### [Task]
Report how many lines contain "Solutions", with no other words.
#### Record list
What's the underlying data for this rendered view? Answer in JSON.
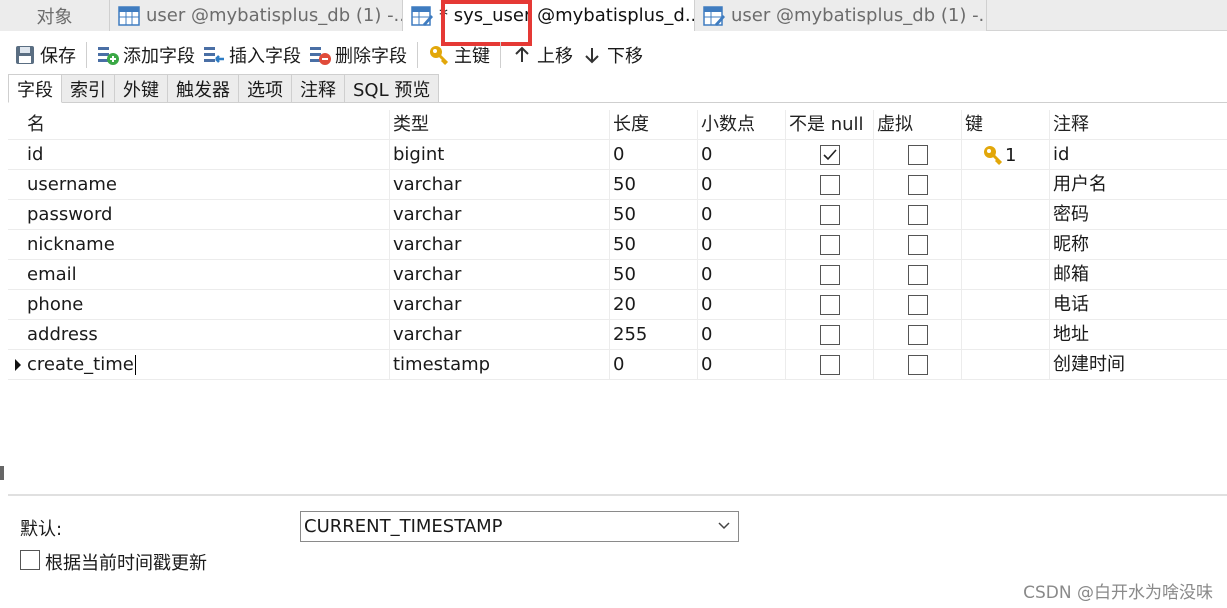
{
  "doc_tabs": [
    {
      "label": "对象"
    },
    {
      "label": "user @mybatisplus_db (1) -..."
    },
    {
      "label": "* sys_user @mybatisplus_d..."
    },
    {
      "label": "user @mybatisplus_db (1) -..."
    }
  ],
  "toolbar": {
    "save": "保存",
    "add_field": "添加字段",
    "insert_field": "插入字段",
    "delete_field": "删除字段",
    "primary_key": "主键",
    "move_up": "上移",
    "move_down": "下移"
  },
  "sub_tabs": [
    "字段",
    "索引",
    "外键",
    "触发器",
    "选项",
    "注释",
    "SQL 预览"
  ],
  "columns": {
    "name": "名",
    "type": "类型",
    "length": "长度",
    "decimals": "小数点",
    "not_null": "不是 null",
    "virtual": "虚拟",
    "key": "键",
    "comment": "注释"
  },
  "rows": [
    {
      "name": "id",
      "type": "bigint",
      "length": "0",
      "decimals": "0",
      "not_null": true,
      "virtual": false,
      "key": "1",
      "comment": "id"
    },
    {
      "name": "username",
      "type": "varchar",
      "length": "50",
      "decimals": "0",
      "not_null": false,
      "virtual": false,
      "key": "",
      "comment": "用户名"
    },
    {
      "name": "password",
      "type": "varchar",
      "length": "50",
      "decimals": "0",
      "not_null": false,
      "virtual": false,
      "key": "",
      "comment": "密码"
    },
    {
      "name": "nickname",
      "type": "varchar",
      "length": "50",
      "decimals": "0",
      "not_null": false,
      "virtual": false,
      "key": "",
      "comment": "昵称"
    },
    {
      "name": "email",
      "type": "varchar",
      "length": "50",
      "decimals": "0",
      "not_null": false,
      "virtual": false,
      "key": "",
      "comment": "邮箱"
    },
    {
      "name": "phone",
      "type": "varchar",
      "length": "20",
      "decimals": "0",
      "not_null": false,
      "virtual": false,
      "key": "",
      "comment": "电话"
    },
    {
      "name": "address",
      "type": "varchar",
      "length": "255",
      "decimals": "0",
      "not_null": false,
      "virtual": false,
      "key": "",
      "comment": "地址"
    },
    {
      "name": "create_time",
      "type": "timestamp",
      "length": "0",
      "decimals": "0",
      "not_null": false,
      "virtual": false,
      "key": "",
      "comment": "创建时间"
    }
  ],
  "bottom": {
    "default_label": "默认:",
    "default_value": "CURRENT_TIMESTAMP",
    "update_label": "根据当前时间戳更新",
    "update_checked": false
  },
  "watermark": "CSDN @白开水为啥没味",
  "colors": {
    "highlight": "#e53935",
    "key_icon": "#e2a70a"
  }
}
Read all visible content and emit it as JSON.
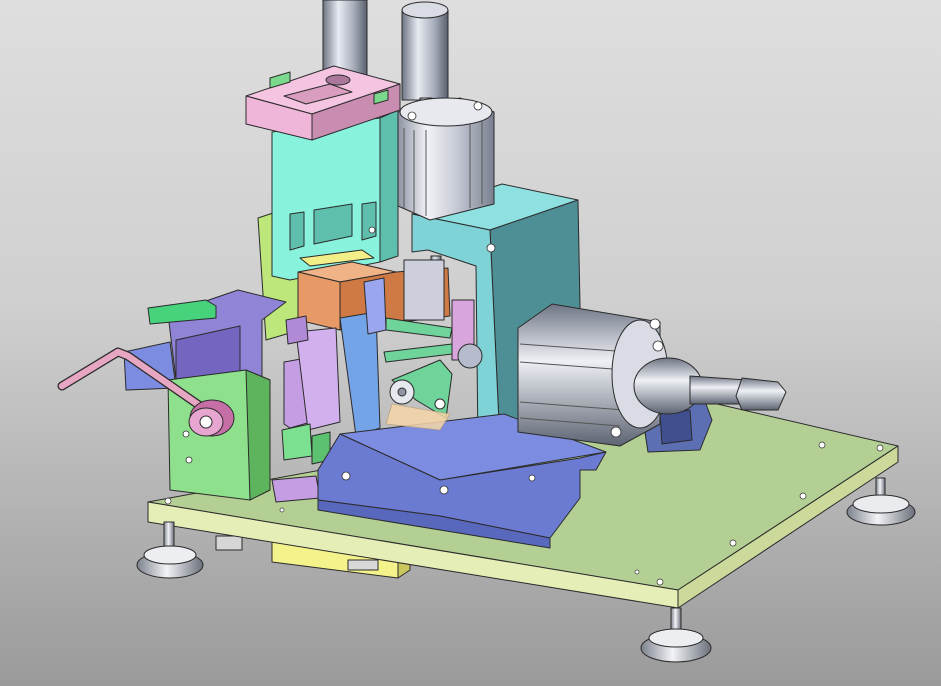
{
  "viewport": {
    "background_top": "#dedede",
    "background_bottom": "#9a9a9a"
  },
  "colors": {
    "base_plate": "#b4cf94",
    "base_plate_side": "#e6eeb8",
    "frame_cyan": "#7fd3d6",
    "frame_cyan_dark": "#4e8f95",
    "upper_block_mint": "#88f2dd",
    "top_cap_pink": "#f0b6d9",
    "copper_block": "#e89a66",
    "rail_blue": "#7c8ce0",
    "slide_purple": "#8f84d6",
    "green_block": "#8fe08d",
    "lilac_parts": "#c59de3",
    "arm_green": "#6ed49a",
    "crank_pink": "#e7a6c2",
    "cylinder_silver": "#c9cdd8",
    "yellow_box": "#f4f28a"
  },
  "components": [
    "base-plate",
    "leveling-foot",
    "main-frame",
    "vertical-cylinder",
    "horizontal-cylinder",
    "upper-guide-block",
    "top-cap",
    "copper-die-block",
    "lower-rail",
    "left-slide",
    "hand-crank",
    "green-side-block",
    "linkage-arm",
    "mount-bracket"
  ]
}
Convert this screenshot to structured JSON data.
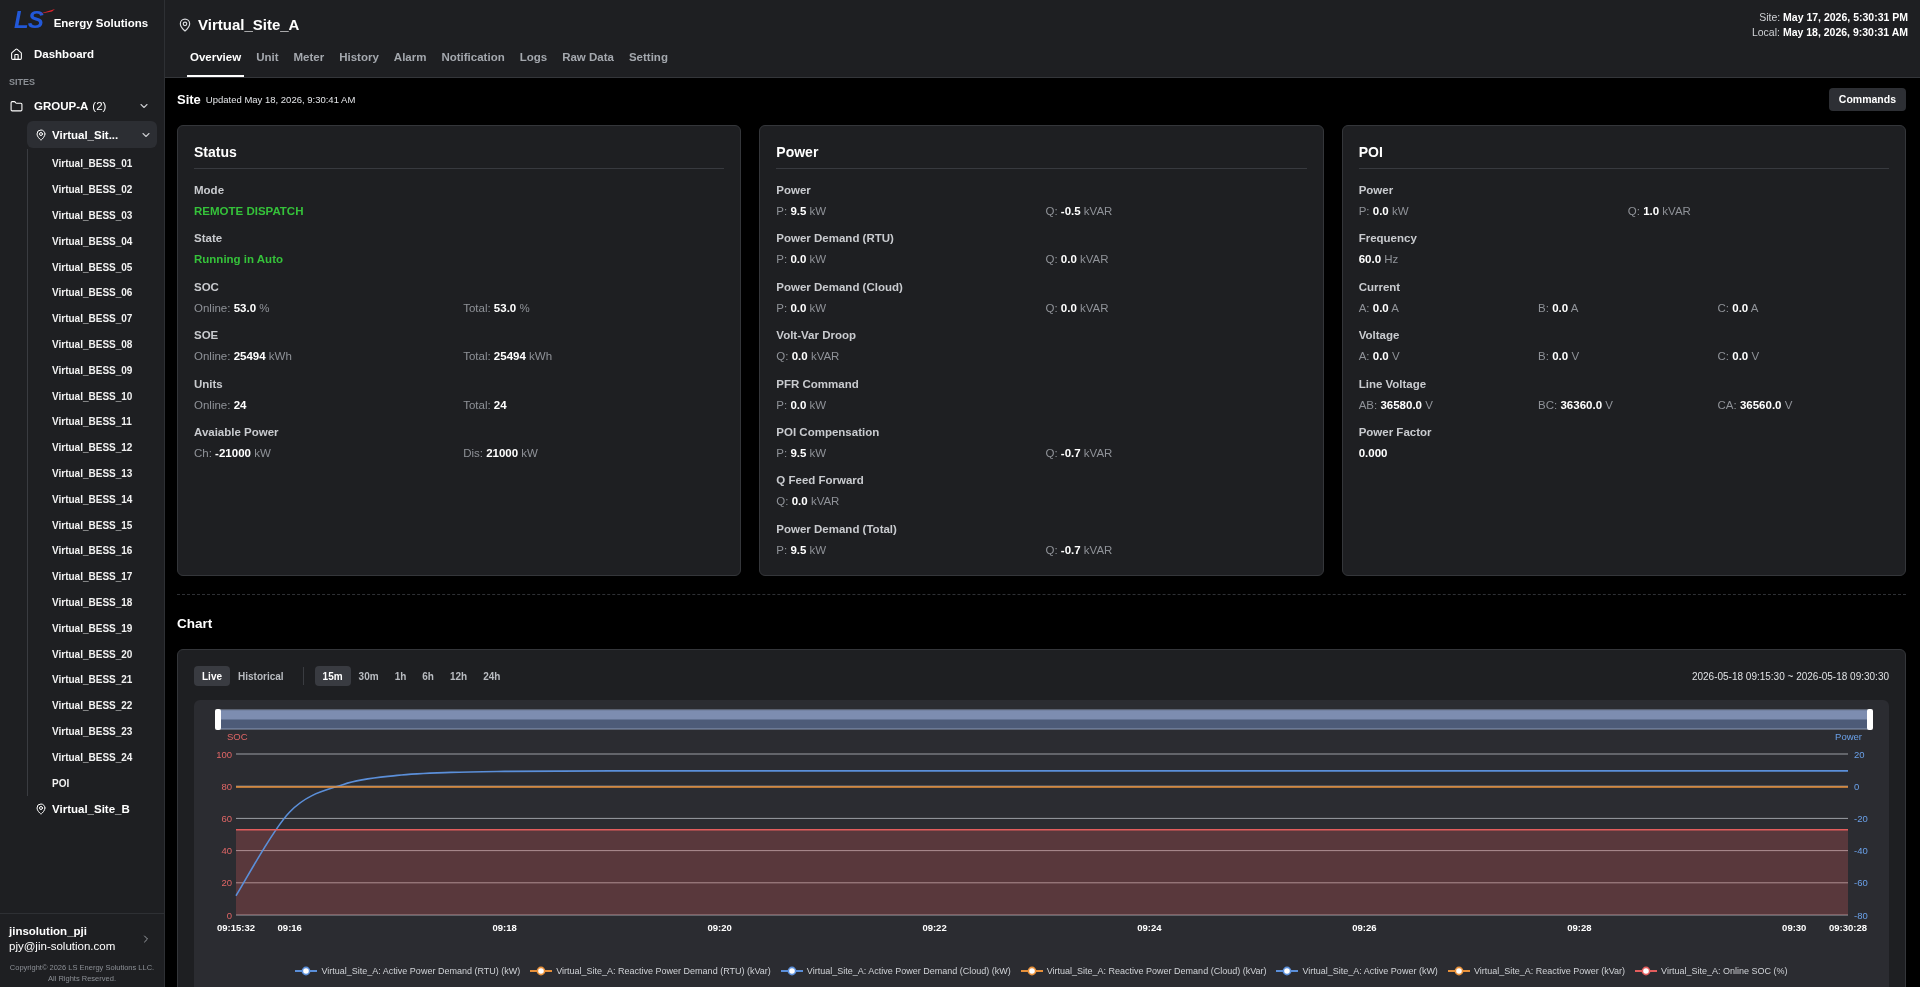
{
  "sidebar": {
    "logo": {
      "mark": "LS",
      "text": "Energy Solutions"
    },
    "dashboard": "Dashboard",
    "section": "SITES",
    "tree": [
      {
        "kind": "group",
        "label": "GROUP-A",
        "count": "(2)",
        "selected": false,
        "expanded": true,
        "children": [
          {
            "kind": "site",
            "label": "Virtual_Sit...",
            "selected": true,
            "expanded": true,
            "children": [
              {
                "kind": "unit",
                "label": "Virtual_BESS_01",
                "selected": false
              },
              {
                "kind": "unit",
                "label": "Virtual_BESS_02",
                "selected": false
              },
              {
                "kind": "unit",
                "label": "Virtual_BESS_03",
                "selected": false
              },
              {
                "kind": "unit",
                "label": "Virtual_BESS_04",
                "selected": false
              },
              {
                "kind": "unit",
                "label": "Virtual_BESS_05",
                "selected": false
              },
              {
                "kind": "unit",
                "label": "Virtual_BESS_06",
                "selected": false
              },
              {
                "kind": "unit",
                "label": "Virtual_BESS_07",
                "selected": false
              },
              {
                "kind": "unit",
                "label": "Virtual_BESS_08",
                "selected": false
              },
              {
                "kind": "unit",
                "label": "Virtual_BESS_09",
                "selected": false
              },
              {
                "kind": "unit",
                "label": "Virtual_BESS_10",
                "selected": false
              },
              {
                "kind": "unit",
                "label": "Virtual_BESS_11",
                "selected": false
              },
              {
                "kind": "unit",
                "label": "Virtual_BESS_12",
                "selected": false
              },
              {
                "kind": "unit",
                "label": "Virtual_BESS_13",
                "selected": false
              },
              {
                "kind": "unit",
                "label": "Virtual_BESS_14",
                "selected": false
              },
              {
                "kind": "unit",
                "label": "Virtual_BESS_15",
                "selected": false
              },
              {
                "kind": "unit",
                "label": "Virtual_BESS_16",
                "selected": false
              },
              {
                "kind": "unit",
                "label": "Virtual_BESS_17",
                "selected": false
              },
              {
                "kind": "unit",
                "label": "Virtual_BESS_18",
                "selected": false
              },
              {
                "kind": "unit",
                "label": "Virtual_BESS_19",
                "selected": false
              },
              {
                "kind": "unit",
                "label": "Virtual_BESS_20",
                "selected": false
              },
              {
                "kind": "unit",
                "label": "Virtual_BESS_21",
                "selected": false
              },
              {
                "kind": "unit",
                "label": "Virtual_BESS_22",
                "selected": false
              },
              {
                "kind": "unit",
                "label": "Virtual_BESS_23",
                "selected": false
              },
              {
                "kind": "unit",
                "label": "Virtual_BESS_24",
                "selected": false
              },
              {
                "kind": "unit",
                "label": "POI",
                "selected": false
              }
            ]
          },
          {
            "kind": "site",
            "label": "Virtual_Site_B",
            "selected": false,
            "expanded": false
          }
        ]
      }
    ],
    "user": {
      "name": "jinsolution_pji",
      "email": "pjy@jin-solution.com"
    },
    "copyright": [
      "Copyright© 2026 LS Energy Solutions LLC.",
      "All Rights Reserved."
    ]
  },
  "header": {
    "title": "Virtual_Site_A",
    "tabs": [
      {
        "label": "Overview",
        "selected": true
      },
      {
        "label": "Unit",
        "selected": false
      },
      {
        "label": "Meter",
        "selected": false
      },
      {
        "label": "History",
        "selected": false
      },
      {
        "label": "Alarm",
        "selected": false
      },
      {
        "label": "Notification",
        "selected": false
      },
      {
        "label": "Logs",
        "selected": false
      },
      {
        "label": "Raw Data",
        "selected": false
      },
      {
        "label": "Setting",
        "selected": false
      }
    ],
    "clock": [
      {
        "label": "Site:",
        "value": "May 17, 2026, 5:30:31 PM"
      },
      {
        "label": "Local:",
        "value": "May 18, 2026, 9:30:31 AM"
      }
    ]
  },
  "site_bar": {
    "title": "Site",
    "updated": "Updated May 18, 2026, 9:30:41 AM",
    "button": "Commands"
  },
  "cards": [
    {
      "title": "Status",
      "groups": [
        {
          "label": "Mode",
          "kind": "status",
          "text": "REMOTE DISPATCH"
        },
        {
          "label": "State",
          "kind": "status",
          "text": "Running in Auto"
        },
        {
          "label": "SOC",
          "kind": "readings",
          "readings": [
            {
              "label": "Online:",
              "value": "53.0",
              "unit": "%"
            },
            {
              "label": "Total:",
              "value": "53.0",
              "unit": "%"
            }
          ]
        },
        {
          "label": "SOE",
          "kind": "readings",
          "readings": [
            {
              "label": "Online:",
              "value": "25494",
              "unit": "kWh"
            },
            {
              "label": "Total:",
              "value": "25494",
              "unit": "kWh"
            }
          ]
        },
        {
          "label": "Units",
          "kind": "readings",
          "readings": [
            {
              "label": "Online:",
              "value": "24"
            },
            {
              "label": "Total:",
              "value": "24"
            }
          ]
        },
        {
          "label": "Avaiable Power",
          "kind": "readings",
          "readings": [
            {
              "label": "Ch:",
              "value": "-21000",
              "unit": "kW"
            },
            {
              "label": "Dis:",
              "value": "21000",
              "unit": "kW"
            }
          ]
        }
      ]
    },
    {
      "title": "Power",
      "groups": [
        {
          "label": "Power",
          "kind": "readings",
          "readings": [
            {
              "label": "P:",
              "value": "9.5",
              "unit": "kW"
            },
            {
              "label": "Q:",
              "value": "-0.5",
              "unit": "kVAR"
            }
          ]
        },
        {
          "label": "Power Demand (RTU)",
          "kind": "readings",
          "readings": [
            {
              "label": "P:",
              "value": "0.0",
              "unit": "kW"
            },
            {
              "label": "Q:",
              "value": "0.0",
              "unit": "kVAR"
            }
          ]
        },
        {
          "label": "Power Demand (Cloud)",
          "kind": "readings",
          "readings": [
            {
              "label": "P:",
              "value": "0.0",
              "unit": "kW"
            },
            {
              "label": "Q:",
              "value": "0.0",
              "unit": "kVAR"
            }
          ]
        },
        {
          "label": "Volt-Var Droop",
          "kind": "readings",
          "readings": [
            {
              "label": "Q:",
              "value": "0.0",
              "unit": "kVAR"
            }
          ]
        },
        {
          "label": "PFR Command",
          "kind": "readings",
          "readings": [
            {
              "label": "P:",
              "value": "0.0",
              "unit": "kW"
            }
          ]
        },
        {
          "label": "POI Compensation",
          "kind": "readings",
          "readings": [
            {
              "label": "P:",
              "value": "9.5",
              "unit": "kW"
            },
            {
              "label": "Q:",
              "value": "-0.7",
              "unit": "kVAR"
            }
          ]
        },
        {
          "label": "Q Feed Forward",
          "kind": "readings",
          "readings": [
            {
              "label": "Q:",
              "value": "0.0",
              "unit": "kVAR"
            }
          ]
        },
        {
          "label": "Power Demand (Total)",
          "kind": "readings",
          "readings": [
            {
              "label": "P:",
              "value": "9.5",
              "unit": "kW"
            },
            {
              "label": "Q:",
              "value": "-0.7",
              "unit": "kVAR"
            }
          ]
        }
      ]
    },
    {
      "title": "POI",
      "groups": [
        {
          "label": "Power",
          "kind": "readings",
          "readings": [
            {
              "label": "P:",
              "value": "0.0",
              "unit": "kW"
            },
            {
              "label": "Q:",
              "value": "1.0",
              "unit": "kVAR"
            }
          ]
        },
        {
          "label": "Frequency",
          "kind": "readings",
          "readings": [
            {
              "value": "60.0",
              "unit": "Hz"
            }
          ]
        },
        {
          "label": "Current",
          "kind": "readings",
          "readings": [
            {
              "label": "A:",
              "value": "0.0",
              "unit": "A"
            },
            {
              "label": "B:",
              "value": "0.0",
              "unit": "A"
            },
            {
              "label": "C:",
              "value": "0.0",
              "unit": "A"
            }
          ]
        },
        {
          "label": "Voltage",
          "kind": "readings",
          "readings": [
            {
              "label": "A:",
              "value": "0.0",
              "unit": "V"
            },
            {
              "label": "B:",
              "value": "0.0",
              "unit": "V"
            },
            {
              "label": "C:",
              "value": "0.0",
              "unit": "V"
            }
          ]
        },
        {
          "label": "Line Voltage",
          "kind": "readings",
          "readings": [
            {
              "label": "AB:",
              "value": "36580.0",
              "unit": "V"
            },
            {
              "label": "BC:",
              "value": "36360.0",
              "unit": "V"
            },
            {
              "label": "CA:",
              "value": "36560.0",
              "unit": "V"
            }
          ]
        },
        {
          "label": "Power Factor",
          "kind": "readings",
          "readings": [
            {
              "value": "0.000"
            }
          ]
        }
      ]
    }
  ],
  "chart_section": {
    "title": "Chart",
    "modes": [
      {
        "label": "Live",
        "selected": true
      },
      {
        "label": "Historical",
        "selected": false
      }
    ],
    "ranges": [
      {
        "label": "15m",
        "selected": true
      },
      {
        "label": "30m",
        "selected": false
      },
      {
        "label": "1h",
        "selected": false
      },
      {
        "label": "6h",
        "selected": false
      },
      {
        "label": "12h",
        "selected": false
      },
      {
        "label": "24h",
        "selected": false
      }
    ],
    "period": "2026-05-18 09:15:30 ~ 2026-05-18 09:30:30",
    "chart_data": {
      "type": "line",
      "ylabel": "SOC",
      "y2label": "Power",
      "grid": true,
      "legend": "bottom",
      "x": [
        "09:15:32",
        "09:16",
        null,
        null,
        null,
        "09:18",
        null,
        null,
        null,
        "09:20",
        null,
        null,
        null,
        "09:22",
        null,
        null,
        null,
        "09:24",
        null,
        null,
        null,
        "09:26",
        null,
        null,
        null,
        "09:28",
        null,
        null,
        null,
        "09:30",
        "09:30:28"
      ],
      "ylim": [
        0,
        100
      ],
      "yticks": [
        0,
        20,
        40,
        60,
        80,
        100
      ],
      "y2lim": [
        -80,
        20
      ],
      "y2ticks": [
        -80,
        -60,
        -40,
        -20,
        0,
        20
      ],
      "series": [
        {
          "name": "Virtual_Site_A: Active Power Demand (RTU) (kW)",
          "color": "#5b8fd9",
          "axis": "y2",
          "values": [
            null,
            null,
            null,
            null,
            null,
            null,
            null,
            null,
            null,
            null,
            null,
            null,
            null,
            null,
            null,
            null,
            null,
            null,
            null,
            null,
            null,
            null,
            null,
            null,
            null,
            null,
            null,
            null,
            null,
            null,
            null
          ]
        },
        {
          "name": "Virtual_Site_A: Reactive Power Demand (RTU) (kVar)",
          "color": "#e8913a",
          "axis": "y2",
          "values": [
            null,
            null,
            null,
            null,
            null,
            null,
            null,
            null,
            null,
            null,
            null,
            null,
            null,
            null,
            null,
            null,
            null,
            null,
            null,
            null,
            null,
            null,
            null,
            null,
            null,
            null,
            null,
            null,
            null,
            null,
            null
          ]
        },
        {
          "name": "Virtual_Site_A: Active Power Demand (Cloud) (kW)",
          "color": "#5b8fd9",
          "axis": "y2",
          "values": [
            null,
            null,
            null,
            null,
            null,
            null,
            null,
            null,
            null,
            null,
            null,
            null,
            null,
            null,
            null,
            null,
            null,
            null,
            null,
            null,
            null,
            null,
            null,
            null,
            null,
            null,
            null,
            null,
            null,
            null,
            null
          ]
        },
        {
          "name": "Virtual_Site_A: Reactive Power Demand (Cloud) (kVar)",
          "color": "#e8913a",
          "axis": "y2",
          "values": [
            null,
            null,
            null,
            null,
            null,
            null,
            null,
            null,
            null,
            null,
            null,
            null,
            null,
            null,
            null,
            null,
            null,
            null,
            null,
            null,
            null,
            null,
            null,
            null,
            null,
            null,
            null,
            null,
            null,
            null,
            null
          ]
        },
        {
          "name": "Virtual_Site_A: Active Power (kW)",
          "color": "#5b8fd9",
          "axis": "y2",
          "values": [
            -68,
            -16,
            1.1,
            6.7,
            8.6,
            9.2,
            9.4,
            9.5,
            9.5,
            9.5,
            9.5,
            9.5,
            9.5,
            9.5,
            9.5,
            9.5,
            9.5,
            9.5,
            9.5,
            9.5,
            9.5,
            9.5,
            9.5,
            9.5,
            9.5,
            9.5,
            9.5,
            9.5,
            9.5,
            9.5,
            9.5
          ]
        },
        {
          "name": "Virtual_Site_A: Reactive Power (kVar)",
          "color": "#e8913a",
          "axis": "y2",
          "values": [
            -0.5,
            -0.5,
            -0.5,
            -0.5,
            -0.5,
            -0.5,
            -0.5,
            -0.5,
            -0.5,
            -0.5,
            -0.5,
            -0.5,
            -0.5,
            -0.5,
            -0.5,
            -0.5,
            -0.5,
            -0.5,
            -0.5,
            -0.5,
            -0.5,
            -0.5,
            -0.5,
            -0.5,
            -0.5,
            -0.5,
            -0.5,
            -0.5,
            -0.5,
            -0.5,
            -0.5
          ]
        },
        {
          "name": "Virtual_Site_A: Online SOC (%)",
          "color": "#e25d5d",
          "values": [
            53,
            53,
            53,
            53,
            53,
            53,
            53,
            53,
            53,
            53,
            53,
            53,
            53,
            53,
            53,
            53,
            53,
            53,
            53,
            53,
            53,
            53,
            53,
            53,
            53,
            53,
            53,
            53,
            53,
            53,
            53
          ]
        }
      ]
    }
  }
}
########
### [Result of the task]
2